### WHAT YOU WILL DO:
Find how many lines in the material contain "questions"; your answer should be that number alone.

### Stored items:
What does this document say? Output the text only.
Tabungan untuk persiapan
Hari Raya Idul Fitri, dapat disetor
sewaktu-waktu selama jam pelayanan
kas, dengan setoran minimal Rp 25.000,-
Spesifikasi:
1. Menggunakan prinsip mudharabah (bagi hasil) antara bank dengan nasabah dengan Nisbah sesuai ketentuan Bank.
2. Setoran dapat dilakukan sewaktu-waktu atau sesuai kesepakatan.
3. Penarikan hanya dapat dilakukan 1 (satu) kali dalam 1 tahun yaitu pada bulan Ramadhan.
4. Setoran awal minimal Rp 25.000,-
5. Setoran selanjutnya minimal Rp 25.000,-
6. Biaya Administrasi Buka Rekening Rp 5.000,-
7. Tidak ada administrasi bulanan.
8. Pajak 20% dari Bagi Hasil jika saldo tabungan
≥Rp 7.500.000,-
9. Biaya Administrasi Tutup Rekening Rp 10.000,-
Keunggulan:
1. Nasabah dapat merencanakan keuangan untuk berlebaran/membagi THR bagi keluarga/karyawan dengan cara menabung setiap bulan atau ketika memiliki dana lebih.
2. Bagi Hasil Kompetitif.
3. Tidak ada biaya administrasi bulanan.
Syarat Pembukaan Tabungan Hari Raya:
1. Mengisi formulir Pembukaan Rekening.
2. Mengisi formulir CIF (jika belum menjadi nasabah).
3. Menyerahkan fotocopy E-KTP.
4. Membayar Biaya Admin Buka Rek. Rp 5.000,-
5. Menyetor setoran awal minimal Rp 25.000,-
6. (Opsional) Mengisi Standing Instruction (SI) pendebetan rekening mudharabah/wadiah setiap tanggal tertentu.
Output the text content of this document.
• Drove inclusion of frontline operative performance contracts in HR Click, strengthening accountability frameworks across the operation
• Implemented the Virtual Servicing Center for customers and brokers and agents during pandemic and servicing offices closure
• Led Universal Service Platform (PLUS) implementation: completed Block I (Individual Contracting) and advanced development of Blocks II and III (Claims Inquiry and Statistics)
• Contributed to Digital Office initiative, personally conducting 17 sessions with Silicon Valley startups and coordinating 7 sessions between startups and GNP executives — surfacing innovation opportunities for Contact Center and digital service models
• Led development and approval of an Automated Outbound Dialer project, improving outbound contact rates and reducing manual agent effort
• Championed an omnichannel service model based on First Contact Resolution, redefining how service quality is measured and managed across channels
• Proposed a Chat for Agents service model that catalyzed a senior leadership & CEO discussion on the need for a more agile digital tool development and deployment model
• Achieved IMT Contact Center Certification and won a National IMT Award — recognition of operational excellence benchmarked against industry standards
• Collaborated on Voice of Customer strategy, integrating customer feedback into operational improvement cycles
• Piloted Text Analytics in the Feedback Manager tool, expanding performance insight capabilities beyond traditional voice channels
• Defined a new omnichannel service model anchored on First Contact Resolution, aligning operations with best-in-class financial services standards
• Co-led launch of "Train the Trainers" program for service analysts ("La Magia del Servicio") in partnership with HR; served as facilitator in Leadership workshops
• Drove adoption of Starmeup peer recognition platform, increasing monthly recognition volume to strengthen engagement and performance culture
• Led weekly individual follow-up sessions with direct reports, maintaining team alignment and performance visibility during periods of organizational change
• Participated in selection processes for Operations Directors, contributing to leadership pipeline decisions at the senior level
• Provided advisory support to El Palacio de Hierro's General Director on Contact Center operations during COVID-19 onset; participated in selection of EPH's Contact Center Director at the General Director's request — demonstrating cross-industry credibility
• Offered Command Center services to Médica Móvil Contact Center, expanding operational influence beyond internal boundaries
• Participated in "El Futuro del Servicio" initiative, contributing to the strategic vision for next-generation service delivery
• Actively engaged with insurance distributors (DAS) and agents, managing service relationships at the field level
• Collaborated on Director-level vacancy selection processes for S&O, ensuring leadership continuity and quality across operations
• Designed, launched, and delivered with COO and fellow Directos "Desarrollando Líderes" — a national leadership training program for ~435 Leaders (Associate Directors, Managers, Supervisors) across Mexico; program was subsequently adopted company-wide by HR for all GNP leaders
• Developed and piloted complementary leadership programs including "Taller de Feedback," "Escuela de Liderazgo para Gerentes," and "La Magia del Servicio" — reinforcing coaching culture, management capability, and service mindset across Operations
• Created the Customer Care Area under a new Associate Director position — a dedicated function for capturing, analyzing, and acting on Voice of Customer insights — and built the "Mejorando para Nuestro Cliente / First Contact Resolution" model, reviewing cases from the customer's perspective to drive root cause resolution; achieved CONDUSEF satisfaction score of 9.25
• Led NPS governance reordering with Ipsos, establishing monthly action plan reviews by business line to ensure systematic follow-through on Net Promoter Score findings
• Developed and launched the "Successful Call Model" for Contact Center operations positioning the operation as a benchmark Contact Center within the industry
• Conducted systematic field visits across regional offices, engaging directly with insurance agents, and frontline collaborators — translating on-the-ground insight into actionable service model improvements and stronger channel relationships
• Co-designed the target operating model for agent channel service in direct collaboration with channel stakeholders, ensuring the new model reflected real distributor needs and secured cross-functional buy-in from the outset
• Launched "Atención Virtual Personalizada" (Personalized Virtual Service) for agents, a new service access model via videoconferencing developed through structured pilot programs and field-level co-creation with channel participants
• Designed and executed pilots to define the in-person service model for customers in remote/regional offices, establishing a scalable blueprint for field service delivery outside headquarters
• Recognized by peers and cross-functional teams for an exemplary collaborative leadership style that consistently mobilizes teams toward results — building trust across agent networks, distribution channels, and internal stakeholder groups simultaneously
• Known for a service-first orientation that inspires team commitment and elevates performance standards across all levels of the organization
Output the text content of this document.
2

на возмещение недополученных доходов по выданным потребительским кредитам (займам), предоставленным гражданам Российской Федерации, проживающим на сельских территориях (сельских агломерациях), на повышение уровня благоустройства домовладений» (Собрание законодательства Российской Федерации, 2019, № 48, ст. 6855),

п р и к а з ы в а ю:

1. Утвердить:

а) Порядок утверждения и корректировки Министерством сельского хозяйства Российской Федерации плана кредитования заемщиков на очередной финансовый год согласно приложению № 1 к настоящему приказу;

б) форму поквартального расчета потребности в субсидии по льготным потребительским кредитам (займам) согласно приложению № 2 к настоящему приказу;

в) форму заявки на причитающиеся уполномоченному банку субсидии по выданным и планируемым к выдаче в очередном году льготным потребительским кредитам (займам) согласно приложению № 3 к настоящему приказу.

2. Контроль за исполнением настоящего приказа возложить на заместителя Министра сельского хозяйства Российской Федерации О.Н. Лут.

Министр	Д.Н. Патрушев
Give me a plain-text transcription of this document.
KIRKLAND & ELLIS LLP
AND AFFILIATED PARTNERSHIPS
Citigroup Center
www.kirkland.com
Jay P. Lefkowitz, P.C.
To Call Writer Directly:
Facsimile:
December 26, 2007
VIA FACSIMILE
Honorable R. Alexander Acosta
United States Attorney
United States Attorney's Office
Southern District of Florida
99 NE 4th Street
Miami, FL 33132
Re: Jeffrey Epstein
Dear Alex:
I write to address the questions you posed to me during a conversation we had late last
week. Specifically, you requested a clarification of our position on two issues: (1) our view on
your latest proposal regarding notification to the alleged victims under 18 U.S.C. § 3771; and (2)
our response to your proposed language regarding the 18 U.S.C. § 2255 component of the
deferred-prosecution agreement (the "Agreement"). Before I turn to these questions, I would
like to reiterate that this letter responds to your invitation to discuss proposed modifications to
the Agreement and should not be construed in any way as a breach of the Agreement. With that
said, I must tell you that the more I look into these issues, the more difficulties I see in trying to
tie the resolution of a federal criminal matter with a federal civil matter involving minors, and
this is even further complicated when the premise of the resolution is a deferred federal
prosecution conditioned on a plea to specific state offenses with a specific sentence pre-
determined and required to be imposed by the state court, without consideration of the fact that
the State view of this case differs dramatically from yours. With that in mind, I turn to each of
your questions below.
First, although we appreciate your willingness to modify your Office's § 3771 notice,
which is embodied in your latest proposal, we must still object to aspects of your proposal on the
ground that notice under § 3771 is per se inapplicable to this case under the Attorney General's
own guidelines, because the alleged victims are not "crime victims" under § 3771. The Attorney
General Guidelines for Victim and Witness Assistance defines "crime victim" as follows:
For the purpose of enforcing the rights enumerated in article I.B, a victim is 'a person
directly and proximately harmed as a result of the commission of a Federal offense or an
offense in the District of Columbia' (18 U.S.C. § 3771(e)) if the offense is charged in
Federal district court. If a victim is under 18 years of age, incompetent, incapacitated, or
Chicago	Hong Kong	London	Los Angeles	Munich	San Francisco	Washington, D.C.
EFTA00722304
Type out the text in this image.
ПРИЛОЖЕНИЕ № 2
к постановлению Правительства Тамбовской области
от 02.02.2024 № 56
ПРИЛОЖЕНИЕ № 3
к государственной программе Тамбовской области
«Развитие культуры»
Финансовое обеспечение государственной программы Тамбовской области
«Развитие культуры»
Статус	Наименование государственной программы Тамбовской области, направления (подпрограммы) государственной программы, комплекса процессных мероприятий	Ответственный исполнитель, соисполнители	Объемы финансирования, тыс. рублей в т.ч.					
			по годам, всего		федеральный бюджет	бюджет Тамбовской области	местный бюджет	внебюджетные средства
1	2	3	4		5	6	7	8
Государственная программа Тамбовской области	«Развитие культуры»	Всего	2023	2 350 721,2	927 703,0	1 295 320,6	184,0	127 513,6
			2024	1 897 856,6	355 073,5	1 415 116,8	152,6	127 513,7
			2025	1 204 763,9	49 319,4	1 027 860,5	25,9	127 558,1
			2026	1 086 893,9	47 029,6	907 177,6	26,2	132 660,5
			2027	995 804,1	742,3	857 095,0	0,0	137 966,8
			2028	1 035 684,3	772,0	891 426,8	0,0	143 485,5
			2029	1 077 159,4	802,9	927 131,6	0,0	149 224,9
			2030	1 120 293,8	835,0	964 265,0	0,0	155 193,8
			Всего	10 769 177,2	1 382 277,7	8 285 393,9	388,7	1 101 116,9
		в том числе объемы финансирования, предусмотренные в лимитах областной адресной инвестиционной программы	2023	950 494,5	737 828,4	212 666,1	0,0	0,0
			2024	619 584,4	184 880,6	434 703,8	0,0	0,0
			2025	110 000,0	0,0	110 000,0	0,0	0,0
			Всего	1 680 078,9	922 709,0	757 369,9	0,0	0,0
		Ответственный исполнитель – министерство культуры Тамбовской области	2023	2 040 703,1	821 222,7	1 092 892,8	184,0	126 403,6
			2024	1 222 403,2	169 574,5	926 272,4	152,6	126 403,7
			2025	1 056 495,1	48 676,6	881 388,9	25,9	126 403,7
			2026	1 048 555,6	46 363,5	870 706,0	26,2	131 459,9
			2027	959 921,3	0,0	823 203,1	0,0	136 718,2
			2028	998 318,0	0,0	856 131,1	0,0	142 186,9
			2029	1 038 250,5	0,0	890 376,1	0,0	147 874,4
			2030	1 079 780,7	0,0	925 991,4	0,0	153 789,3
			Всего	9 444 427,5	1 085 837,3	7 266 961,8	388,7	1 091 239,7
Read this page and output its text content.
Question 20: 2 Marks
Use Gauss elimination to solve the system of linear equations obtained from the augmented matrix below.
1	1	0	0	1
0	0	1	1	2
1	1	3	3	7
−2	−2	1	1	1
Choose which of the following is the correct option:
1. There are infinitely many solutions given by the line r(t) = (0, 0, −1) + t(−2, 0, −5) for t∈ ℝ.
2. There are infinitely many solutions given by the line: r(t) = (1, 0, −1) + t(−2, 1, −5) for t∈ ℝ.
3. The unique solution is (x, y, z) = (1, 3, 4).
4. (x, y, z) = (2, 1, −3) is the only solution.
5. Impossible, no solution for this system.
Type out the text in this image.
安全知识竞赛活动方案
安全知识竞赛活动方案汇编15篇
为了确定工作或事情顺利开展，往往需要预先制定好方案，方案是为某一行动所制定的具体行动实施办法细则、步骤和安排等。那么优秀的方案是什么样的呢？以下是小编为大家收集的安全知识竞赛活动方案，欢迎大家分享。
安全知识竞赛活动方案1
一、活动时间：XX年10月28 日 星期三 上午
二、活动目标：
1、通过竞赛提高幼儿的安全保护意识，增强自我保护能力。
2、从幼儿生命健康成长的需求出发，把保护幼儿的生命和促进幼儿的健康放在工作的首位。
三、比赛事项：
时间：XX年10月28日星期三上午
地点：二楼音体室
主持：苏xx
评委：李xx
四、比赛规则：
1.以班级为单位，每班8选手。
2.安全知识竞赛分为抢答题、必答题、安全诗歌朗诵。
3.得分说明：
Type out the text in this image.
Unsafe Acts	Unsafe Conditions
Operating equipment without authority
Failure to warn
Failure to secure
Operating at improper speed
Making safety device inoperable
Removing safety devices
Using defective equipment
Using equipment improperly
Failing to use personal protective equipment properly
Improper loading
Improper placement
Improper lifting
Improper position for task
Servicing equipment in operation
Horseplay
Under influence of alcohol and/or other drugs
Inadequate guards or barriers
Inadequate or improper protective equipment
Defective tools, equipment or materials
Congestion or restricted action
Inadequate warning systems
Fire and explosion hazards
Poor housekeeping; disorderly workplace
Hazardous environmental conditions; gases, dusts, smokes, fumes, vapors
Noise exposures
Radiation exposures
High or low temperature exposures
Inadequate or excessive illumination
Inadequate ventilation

### TASK RESPONSE:
3